Stored entries:
'''

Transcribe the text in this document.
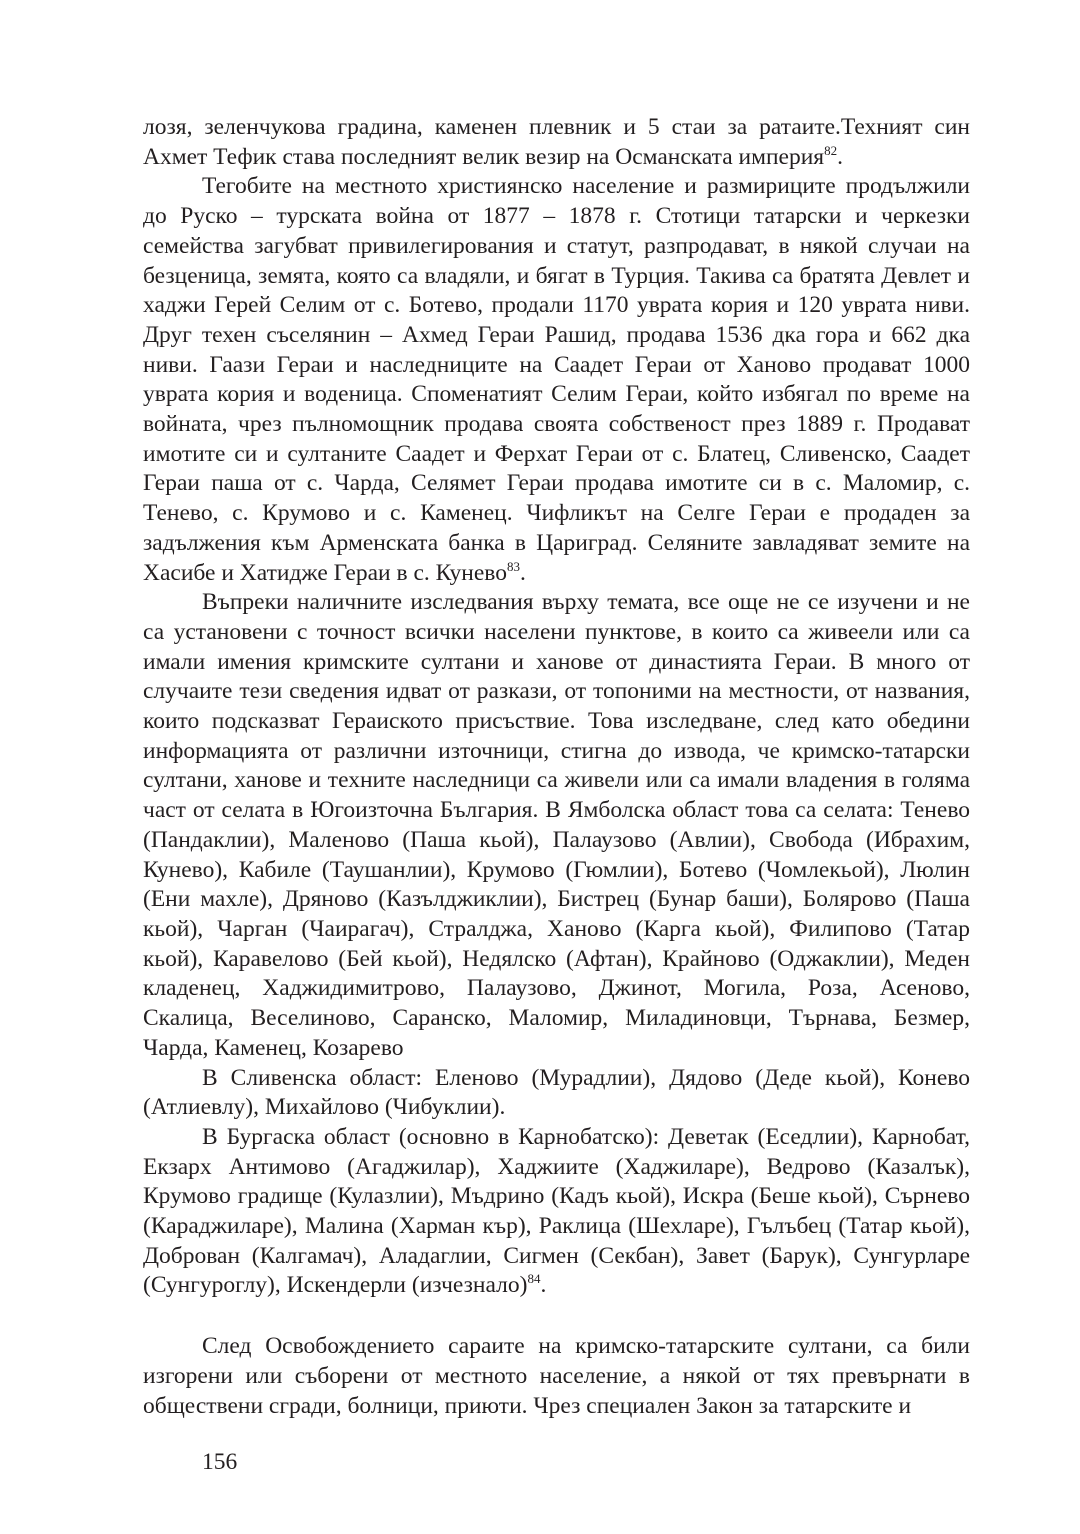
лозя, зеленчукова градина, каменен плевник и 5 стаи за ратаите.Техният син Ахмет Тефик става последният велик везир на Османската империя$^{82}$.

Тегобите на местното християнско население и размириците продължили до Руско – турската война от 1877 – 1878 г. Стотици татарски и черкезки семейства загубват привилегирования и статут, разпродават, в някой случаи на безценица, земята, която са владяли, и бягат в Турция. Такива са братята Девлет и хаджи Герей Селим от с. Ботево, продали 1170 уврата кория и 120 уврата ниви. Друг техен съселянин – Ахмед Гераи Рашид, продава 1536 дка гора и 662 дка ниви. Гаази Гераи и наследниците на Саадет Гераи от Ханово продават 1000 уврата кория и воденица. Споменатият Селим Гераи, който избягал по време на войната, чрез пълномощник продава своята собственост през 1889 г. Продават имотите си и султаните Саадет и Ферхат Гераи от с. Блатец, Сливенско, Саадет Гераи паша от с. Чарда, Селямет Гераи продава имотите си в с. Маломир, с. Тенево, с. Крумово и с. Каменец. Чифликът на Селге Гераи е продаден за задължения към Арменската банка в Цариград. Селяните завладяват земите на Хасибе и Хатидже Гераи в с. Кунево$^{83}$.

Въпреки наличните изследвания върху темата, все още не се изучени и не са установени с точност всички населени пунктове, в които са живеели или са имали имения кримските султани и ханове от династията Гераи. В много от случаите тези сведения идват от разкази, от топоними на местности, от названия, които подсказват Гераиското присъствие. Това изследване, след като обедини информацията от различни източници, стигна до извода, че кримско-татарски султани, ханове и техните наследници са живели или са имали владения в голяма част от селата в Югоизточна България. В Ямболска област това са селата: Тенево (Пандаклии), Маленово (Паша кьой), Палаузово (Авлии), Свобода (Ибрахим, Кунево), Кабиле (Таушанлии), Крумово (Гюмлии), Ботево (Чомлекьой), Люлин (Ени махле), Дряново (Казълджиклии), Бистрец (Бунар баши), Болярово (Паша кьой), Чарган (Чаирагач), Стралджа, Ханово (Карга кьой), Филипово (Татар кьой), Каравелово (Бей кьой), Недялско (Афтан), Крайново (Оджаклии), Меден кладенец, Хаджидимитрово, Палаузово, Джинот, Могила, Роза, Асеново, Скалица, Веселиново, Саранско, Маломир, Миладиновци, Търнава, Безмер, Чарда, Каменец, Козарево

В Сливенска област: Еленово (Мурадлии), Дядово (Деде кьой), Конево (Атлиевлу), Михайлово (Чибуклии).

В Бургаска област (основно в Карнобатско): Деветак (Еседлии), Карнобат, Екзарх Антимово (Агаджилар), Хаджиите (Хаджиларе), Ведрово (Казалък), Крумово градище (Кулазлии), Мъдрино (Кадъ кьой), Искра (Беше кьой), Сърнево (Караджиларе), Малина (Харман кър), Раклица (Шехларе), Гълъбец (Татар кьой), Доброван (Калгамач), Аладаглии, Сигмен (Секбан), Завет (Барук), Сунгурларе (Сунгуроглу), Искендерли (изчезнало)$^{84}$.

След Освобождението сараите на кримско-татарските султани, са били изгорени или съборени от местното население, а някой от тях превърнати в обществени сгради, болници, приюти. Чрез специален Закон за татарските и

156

'''

Quote the material in full and exactly; do not carry over its pictures.

Transcribe the text in this document.
лозя, зеленчукова градина, каменен плевник и 5 стаи за ратаите.Техният син Ахмет Тефик става последният велик везир на Османската империя$^{82}$.

Тегобите на местното християнско население и размириците продължили до Руско – турската война от 1877 – 1878 г. Стотици татарски и черкезки семейства загубват привилегирования и статут, разпродават, в някой случаи на безценица, земята, която са владяли, и бягат в Турция. Такива са братята Девлет и хаджи Герей Селим от с. Ботево, продали 1170 уврата кория и 120 уврата ниви. Друг техен съселянин – Ахмед Гераи Рашид, продава 1536 дка гора и 662 дка ниви. Гаази Гераи и наследниците на Саадет Гераи от Ханово продават 1000 уврата кория и воденица. Споменатият Селим Гераи, който избягал по време на войната, чрез пълномощник продава своята собственост през 1889 г. Продават имотите си и султаните Саадет и Ферхат Гераи от с. Блатец, Сливенско, Саадет Гераи паша от с. Чарда, Селямет Гераи продава имотите си в с. Маломир, с. Тенево, с. Крумово и с. Каменец. Чифликът на Селге Гераи е продаден за задължения към Арменската банка в Цариград. Селяните завладяват земите на Хасибе и Хатидже Гераи в с. Кунево$^{83}$.

Въпреки наличните изследвания върху темата, все още не се изучени и не са установени с точност всички населени пунктове, в които са живеели или са имали имения кримските султани и ханове от династията Гераи. В много от случаите тези сведения идват от разкази, от топоними на местности, от названия, които подсказват Гераиското присъствие. Това изследване, след като обедини информацията от различни източници, стигна до извода, че кримско-татарски султани, ханове и техните наследници са живели или са имали владения в голяма част от селата в Югоизточна България. В Ямболска област това са селата: Тенево (Пандаклии), Маленово (Паша кьой), Палаузово (Авлии), Свобода (Ибрахим, Кунево), Кабиле (Таушанлии), Крумово (Гюмлии), Ботево (Чомлекьой), Люлин (Ени махле), Дряново (Казълджиклии), Бистрец (Бунар баши), Болярово (Паша кьой), Чарган (Чаирагач), Стралджа, Ханово (Карга кьой), Филипово (Татар кьой), Каравелово (Бей кьой), Недялско (Афтан), Крайново (Оджаклии), Меден кладенец, Хаджидимитрово, Палаузово, Джинот, Могила, Роза, Асеново, Скалица, Веселиново, Саранско, Маломир, Миладиновци, Търнава, Безмер, Чарда, Каменец, Козарево

В Сливенска област: Еленово (Мурадлии), Дядово (Деде кьой), Конево (Атлиевлу), Михайлово (Чибуклии).

В Бургаска област (основно в Карнобатско): Деветак (Еседлии), Карнобат, Екзарх Антимово (Агаджилар), Хаджиите (Хаджиларе), Ведрово (Казалък), Крумово градище (Кулазлии), Мъдрино (Кадъ кьой), Искра (Беше кьой), Сърнево (Караджиларе), Малина (Харман кър), Раклица (Шехларе), Гълъбец (Татар кьой), Доброван (Калгамач), Аладаглии, Сигмен (Секбан), Завет (Барук), Сунгурларе (Сунгуроглу), Искендерли (изчезнало)$^{84}$.

След Освобождението сараите на кримско-татарските султани, са били изгорени или съборени от местното население, а някой от тях превърнати в обществени сгради, болници, приюти. Чрез специален Закон за татарските и

156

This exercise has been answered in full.